Task objective -
Transcribe all of the material exactly, except for its pictures.

Raw records -
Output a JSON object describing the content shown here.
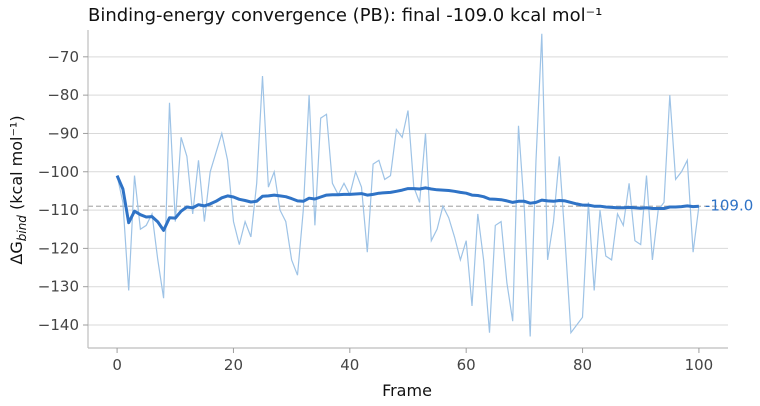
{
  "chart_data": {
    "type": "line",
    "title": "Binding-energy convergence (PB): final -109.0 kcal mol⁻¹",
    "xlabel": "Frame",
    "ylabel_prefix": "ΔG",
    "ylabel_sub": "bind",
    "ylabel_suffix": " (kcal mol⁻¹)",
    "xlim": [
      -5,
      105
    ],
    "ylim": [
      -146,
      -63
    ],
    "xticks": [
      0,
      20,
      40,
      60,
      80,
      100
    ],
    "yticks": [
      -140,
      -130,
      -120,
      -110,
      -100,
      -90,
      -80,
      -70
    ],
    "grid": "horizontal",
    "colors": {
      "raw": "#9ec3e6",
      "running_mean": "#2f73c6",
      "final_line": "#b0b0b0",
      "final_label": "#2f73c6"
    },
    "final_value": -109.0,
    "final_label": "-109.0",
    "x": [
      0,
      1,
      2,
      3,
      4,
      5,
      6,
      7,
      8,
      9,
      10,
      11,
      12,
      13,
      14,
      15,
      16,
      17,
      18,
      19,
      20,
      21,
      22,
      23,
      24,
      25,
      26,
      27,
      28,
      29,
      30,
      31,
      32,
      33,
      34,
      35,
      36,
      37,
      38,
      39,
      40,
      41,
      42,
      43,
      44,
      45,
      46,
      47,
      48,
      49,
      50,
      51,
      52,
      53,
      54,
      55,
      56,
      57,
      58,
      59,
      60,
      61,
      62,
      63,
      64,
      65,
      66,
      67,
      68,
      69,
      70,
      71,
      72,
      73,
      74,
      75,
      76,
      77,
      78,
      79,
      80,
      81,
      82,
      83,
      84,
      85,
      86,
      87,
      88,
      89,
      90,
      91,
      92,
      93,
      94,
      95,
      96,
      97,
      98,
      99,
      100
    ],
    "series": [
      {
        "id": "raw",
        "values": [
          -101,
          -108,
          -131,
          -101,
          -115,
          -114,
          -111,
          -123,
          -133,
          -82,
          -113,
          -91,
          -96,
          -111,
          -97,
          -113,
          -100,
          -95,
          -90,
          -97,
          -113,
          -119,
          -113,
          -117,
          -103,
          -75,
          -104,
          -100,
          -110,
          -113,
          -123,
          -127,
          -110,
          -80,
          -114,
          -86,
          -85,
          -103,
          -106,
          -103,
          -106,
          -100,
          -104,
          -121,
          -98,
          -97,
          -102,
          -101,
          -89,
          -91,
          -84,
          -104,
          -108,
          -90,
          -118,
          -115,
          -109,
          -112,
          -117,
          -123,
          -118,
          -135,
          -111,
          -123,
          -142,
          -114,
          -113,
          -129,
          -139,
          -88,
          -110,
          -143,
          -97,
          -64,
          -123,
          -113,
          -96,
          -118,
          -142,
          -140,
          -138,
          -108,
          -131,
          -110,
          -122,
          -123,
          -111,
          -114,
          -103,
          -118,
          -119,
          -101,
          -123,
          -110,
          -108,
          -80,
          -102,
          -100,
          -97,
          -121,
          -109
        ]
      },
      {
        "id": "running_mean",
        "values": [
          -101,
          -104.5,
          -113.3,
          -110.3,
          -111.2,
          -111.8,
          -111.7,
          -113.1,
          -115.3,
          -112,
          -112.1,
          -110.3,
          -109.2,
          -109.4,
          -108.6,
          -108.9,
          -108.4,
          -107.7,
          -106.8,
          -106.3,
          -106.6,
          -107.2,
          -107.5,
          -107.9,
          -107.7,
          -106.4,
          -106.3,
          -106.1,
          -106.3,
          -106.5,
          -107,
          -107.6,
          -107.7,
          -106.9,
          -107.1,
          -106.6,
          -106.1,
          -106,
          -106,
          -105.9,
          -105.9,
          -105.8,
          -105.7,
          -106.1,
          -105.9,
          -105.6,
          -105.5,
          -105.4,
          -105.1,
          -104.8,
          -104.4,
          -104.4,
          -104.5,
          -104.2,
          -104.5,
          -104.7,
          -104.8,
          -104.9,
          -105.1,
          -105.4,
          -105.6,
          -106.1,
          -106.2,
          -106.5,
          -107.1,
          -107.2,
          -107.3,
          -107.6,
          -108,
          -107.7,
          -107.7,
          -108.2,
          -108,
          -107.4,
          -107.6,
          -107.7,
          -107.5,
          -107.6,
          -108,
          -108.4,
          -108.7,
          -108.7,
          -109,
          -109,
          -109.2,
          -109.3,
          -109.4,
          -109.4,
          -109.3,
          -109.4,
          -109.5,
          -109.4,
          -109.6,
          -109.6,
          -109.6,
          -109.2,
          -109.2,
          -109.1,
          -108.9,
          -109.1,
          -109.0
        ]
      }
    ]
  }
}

Answer for the task -
Output a JSON object describing the content shown here.
{
  "chart_data": {
    "type": "line",
    "title": "Binding-energy convergence (PB): final -109.0 kcal mol⁻¹",
    "xlabel": "Frame",
    "ylabel_prefix": "ΔG",
    "ylabel_sub": "bind",
    "ylabel_suffix": " (kcal mol⁻¹)",
    "xlim": [
      -5,
      105
    ],
    "ylim": [
      -146,
      -63
    ],
    "xticks": [
      0,
      20,
      40,
      60,
      80,
      100
    ],
    "yticks": [
      -140,
      -130,
      -120,
      -110,
      -100,
      -90,
      -80,
      -70
    ],
    "grid": "horizontal",
    "colors": {
      "raw": "#9ec3e6",
      "running_mean": "#2f73c6",
      "final_line": "#b0b0b0",
      "final_label": "#2f73c6"
    },
    "final_value": -109.0,
    "final_label": "-109.0",
    "x": [
      0,
      1,
      2,
      3,
      4,
      5,
      6,
      7,
      8,
      9,
      10,
      11,
      12,
      13,
      14,
      15,
      16,
      17,
      18,
      19,
      20,
      21,
      22,
      23,
      24,
      25,
      26,
      27,
      28,
      29,
      30,
      31,
      32,
      33,
      34,
      35,
      36,
      37,
      38,
      39,
      40,
      41,
      42,
      43,
      44,
      45,
      46,
      47,
      48,
      49,
      50,
      51,
      52,
      53,
      54,
      55,
      56,
      57,
      58,
      59,
      60,
      61,
      62,
      63,
      64,
      65,
      66,
      67,
      68,
      69,
      70,
      71,
      72,
      73,
      74,
      75,
      76,
      77,
      78,
      79,
      80,
      81,
      82,
      83,
      84,
      85,
      86,
      87,
      88,
      89,
      90,
      91,
      92,
      93,
      94,
      95,
      96,
      97,
      98,
      99,
      100
    ],
    "series": [
      {
        "id": "raw",
        "values": [
          -101,
          -108,
          -131,
          -101,
          -115,
          -114,
          -111,
          -123,
          -133,
          -82,
          -113,
          -91,
          -96,
          -111,
          -97,
          -113,
          -100,
          -95,
          -90,
          -97,
          -113,
          -119,
          -113,
          -117,
          -103,
          -75,
          -104,
          -100,
          -110,
          -113,
          -123,
          -127,
          -110,
          -80,
          -114,
          -86,
          -85,
          -103,
          -106,
          -103,
          -106,
          -100,
          -104,
          -121,
          -98,
          -97,
          -102,
          -101,
          -89,
          -91,
          -84,
          -104,
          -108,
          -90,
          -118,
          -115,
          -109,
          -112,
          -117,
          -123,
          -118,
          -135,
          -111,
          -123,
          -142,
          -114,
          -113,
          -129,
          -139,
          -88,
          -110,
          -143,
          -97,
          -64,
          -123,
          -113,
          -96,
          -118,
          -142,
          -140,
          -138,
          -108,
          -131,
          -110,
          -122,
          -123,
          -111,
          -114,
          -103,
          -118,
          -119,
          -101,
          -123,
          -110,
          -108,
          -80,
          -102,
          -100,
          -97,
          -121,
          -109
        ]
      },
      {
        "id": "running_mean",
        "values": [
          -101,
          -104.5,
          -113.3,
          -110.3,
          -111.2,
          -111.8,
          -111.7,
          -113.1,
          -115.3,
          -112,
          -112.1,
          -110.3,
          -109.2,
          -109.4,
          -108.6,
          -108.9,
          -108.4,
          -107.7,
          -106.8,
          -106.3,
          -106.6,
          -107.2,
          -107.5,
          -107.9,
          -107.7,
          -106.4,
          -106.3,
          -106.1,
          -106.3,
          -106.5,
          -107,
          -107.6,
          -107.7,
          -106.9,
          -107.1,
          -106.6,
          -106.1,
          -106,
          -106,
          -105.9,
          -105.9,
          -105.8,
          -105.7,
          -106.1,
          -105.9,
          -105.6,
          -105.5,
          -105.4,
          -105.1,
          -104.8,
          -104.4,
          -104.4,
          -104.5,
          -104.2,
          -104.5,
          -104.7,
          -104.8,
          -104.9,
          -105.1,
          -105.4,
          -105.6,
          -106.1,
          -106.2,
          -106.5,
          -107.1,
          -107.2,
          -107.3,
          -107.6,
          -108,
          -107.7,
          -107.7,
          -108.2,
          -108,
          -107.4,
          -107.6,
          -107.7,
          -107.5,
          -107.6,
          -108,
          -108.4,
          -108.7,
          -108.7,
          -109,
          -109,
          -109.2,
          -109.3,
          -109.4,
          -109.4,
          -109.3,
          -109.4,
          -109.5,
          -109.4,
          -109.6,
          -109.6,
          -109.6,
          -109.2,
          -109.2,
          -109.1,
          -108.9,
          -109.1,
          -109.0
        ]
      }
    ]
  }
}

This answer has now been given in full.